TASK DIRECTIONS: Write out the listing exactly as it is given.

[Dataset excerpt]
-- Start --
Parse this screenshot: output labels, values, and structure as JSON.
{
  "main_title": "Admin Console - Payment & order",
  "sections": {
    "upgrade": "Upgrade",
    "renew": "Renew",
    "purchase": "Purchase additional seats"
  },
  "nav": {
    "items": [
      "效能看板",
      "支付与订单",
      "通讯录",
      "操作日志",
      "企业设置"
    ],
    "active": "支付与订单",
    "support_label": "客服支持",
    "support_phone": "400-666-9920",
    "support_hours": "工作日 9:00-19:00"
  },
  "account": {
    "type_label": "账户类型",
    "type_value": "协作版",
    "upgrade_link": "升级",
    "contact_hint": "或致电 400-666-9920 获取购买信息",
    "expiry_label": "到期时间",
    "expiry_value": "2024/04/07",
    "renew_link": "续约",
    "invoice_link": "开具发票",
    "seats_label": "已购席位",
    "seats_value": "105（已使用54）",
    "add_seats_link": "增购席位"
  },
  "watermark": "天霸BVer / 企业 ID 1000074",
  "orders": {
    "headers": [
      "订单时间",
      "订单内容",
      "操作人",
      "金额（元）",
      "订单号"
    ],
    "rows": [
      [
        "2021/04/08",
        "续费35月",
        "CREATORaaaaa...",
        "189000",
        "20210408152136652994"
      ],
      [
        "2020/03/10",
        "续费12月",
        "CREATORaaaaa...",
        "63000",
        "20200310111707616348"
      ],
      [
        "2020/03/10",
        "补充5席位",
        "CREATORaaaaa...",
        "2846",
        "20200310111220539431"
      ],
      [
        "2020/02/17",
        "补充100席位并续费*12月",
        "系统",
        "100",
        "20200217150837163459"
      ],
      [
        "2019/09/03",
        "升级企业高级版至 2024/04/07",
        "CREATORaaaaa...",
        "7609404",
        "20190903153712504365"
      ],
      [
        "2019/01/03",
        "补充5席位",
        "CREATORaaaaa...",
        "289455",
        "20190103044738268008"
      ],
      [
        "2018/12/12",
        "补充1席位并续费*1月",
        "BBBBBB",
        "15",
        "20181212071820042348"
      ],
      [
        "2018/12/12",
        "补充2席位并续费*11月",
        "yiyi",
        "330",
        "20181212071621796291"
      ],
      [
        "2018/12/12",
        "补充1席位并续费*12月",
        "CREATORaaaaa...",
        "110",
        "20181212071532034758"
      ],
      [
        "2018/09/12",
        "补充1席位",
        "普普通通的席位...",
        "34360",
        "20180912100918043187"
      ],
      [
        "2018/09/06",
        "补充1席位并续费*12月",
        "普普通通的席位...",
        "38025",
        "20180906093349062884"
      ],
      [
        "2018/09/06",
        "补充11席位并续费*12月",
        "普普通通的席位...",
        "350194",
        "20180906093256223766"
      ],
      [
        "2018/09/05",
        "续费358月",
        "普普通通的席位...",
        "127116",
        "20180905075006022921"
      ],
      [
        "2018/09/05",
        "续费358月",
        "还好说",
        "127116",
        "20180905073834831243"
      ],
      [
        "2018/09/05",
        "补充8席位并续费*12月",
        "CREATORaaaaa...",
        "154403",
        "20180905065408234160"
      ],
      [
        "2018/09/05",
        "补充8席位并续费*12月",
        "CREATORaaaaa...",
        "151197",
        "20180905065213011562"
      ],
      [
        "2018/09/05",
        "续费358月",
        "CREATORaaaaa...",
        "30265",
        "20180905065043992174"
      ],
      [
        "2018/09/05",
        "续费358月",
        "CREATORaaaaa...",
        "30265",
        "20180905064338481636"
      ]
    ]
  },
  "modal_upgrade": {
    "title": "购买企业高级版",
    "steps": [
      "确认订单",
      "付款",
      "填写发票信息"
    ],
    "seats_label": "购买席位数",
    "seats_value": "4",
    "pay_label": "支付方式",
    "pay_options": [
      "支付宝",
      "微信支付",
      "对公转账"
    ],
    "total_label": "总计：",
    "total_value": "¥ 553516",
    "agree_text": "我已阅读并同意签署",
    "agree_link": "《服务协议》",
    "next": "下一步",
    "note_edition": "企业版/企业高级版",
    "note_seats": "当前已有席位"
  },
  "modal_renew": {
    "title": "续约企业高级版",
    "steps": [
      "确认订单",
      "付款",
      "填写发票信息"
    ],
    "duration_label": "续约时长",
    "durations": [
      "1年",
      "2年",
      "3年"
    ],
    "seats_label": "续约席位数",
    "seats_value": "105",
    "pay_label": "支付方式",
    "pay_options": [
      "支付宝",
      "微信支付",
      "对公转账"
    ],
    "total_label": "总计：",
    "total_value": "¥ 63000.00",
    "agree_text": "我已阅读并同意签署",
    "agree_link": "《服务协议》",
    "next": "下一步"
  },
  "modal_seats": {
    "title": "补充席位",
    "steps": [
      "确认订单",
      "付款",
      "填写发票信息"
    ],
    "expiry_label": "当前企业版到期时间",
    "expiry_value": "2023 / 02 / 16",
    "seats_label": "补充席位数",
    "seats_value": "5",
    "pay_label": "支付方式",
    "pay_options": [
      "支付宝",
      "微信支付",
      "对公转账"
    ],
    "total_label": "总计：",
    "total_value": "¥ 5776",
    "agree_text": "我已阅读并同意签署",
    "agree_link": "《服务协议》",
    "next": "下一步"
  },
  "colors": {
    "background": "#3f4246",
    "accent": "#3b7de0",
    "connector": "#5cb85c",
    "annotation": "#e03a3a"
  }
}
-- End --
ANSWER TO THE TASK:
Parse this screenshot: output labels, values, and structure as JSON.
{
  "main_title": "Admin Console - Payment & order",
  "sections": {
    "upgrade": "Upgrade",
    "renew": "Renew",
    "purchase": "Purchase additional seats"
  },
  "nav": {
    "items": [
      "效能看板",
      "支付与订单",
      "通讯录",
      "操作日志",
      "企业设置"
    ],
    "active": "支付与订单",
    "support_label": "客服支持",
    "support_phone": "400-666-9920",
    "support_hours": "工作日 9:00-19:00"
  },
  "account": {
    "type_label": "账户类型",
    "type_value": "协作版",
    "upgrade_link": "升级",
    "contact_hint": "或致电 400-666-9920 获取购买信息",
    "expiry_label": "到期时间",
    "expiry_value": "2024/04/07",
    "renew_link": "续约",
    "invoice_link": "开具发票",
    "seats_label": "已购席位",
    "seats_value": "105（已使用54）",
    "add_seats_link": "增购席位"
  },
  "watermark": "天霸BVer / 企业 ID 1000074",
  "orders": {
    "headers": [
      "订单时间",
      "订单内容",
      "操作人",
      "金额（元）",
      "订单号"
    ],
    "rows": [
      [
        "2021/04/08",
        "续费35月",
        "CREATORaaaaa...",
        "189000",
        "20210408152136652994"
      ],
      [
        "2020/03/10",
        "续费12月",
        "CREATORaaaaa...",
        "63000",
        "20200310111707616348"
      ],
      [
        "2020/03/10",
        "补充5席位",
        "CREATORaaaaa...",
        "2846",
        "20200310111220539431"
      ],
      [
        "2020/02/17",
        "补充100席位并续费*12月",
        "系统",
        "100",
        "20200217150837163459"
      ],
      [
        "2019/09/03",
        "升级企业高级版至 2024/04/07",
        "CREATORaaaaa...",
        "7609404",
        "20190903153712504365"
      ],
      [
        "2019/01/03",
        "补充5席位",
        "CREATORaaaaa...",
        "289455",
        "20190103044738268008"
      ],
      [
        "2018/12/12",
        "补充1席位并续费*1月",
        "BBBBBB",
        "15",
        "20181212071820042348"
      ],
      [
        "2018/12/12",
        "补充2席位并续费*11月",
        "yiyi",
        "330",
        "20181212071621796291"
      ],
      [
        "2018/12/12",
        "补充1席位并续费*12月",
        "CREATORaaaaa...",
        "110",
        "20181212071532034758"
      ],
      [
        "2018/09/12",
        "补充1席位",
        "普普通通的席位...",
        "34360",
        "20180912100918043187"
      ],
      [
        "2018/09/06",
        "补充1席位并续费*12月",
        "普普通通的席位...",
        "38025",
        "20180906093349062884"
      ],
      [
        "2018/09/06",
        "补充11席位并续费*12月",
        "普普通通的席位...",
        "350194",
        "20180906093256223766"
      ],
      [
        "2018/09/05",
        "续费358月",
        "普普通通的席位...",
        "127116",
        "20180905075006022921"
      ],
      [
        "2018/09/05",
        "续费358月",
        "还好说",
        "127116",
        "20180905073834831243"
      ],
      [
        "2018/09/05",
        "补充8席位并续费*12月",
        "CREATORaaaaa...",
        "154403",
        "20180905065408234160"
      ],
      [
        "2018/09/05",
        "补充8席位并续费*12月",
        "CREATORaaaaa...",
        "151197",
        "20180905065213011562"
      ],
      [
        "2018/09/05",
        "续费358月",
        "CREATORaaaaa...",
        "30265",
        "20180905065043992174"
      ],
      [
        "2018/09/05",
        "续费358月",
        "CREATORaaaaa...",
        "30265",
        "20180905064338481636"
      ]
    ]
  },
  "modal_upgrade": {
    "title": "购买企业高级版",
    "steps": [
      "确认订单",
      "付款",
      "填写发票信息"
    ],
    "seats_label": "购买席位数",
    "seats_value": "4",
    "pay_label": "支付方式",
    "pay_options": [
      "支付宝",
      "微信支付",
      "对公转账"
    ],
    "total_label": "总计：",
    "total_value": "¥ 553516",
    "agree_text": "我已阅读并同意签署",
    "agree_link": "《服务协议》",
    "next": "下一步",
    "note_edition": "企业版/企业高级版",
    "note_seats": "当前已有席位"
  },
  "modal_renew": {
    "title": "续约企业高级版",
    "steps": [
      "确认订单",
      "付款",
      "填写发票信息"
    ],
    "duration_label": "续约时长",
    "durations": [
      "1年",
      "2年",
      "3年"
    ],
    "seats_label": "续约席位数",
    "seats_value": "105",
    "pay_label": "支付方式",
    "pay_options": [
      "支付宝",
      "微信支付",
      "对公转账"
    ],
    "total_label": "总计：",
    "total_value": "¥ 63000.00",
    "agree_text": "我已阅读并同意签署",
    "agree_link": "《服务协议》",
    "next": "下一步"
  },
  "modal_seats": {
    "title": "补充席位",
    "steps": [
      "确认订单",
      "付款",
      "填写发票信息"
    ],
    "expiry_label": "当前企业版到期时间",
    "expiry_value": "2023 / 02 / 16",
    "seats_label": "补充席位数",
    "seats_value": "5",
    "pay_label": "支付方式",
    "pay_options": [
      "支付宝",
      "微信支付",
      "对公转账"
    ],
    "total_label": "总计：",
    "total_value": "¥ 5776",
    "agree_text": "我已阅读并同意签署",
    "agree_link": "《服务协议》",
    "next": "下一步"
  },
  "colors": {
    "background": "#3f4246",
    "accent": "#3b7de0",
    "connector": "#5cb85c",
    "annotation": "#e03a3a"
  }
}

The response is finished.